Excerpted records:
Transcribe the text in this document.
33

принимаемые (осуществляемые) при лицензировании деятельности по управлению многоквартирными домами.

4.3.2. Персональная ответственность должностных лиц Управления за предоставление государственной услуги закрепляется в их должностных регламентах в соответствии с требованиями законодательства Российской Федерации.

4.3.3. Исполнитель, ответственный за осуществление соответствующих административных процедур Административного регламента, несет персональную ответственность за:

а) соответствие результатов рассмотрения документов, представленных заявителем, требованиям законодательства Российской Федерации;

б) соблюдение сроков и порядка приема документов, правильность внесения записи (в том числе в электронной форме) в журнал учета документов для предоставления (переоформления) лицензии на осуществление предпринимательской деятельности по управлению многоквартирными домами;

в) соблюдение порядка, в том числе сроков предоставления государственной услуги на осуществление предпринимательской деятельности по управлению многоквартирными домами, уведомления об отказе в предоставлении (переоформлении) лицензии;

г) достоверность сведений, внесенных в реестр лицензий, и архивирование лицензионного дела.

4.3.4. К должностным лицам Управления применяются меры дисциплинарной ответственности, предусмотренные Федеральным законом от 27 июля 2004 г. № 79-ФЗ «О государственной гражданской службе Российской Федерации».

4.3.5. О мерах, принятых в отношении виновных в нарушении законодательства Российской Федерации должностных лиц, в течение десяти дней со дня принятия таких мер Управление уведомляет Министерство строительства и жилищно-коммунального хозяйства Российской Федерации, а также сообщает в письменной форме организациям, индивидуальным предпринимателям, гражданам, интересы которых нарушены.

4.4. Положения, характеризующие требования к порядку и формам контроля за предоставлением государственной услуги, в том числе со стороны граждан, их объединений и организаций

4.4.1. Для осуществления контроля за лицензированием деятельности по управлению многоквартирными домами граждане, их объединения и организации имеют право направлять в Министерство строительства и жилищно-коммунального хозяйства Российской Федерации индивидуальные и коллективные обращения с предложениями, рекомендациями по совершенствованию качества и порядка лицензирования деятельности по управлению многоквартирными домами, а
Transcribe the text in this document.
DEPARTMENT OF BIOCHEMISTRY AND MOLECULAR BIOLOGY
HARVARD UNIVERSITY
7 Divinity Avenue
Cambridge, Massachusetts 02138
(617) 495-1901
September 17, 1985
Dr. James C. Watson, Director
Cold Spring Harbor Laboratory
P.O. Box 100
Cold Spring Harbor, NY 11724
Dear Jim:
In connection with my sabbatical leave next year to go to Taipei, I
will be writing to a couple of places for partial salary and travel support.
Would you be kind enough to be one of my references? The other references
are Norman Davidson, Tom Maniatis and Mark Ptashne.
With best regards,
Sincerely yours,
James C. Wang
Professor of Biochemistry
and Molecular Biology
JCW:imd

Exercise details: Within the data above, pick out all lines holding the word "ответственность".

Final result:
4.3.2. Персональная ответственность должностных лиц Управления за предоставление государственной услуги закрепляется в их должностных регламентах в соответствии с требованиями законодательства Российской Федерации.
4.3.3. Исполнитель, ответственный за осуществление соответствующих административных процедур Административного регламента, несет персональную ответственность за:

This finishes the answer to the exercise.